§ **Given task**
Check the listing below for lines with the word "условиям" and say how many there are, with nothing but the number.

++++ Records for this exercise ++++

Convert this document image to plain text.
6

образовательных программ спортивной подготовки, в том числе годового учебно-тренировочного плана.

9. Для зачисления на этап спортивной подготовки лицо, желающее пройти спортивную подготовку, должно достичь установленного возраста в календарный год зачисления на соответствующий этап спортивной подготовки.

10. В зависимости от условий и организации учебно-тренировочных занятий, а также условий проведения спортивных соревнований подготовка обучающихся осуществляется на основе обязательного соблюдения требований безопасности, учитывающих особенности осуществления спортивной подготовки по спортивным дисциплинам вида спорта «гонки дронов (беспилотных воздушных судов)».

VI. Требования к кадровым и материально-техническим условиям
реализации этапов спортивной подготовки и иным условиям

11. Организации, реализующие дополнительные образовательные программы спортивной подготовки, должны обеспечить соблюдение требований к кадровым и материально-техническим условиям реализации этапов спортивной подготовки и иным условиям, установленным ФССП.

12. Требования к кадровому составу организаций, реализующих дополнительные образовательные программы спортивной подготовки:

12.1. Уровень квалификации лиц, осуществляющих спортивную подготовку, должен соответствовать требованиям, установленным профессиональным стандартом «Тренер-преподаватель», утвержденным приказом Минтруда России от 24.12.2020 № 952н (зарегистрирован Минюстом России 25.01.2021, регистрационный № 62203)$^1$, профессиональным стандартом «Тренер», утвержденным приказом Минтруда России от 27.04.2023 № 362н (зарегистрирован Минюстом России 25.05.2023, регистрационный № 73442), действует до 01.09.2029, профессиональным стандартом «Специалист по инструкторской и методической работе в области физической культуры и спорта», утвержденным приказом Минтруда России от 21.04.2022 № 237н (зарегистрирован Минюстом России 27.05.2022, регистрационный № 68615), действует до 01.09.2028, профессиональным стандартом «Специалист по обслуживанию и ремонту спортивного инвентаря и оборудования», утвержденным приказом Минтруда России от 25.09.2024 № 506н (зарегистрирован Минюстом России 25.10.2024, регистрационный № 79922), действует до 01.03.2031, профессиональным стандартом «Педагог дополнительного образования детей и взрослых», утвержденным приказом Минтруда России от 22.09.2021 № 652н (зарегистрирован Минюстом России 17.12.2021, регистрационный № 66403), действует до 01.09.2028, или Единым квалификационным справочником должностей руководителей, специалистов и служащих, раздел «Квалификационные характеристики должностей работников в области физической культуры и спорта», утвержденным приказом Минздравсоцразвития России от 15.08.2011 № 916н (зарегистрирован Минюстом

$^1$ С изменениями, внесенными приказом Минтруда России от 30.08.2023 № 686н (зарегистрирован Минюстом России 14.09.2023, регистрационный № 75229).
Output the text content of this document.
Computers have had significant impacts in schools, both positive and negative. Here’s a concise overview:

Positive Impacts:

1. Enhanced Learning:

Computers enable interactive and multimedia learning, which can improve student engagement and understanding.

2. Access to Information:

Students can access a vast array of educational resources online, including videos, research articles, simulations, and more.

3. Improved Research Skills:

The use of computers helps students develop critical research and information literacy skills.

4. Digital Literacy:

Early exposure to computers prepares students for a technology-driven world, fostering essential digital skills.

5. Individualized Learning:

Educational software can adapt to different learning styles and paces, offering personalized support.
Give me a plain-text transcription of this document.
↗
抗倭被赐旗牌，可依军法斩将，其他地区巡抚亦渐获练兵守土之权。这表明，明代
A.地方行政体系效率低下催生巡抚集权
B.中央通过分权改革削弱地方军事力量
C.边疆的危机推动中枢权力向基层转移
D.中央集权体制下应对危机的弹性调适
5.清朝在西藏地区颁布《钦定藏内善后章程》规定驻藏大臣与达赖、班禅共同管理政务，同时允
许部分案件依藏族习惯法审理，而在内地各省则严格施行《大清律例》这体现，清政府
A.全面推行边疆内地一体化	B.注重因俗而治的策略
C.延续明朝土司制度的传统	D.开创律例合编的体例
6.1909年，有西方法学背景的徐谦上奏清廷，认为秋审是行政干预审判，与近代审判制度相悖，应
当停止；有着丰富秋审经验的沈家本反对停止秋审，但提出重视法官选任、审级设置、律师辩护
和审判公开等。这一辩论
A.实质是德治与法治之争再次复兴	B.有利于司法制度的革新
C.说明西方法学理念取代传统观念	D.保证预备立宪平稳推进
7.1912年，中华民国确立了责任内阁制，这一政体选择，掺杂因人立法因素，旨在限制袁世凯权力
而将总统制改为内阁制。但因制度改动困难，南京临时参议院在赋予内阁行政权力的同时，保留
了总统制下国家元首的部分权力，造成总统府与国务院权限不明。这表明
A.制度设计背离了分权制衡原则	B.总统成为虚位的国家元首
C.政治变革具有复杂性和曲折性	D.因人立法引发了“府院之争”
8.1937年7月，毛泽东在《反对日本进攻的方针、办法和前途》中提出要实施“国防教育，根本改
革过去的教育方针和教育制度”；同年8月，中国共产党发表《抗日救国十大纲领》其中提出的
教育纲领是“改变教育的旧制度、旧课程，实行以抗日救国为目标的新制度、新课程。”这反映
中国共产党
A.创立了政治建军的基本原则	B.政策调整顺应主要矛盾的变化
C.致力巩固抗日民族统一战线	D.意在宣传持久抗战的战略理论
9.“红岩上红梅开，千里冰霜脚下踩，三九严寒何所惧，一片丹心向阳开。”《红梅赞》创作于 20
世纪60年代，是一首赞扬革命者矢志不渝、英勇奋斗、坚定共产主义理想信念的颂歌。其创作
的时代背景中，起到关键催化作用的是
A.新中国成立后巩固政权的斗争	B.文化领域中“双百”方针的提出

++++

§ **Exercise answer**
3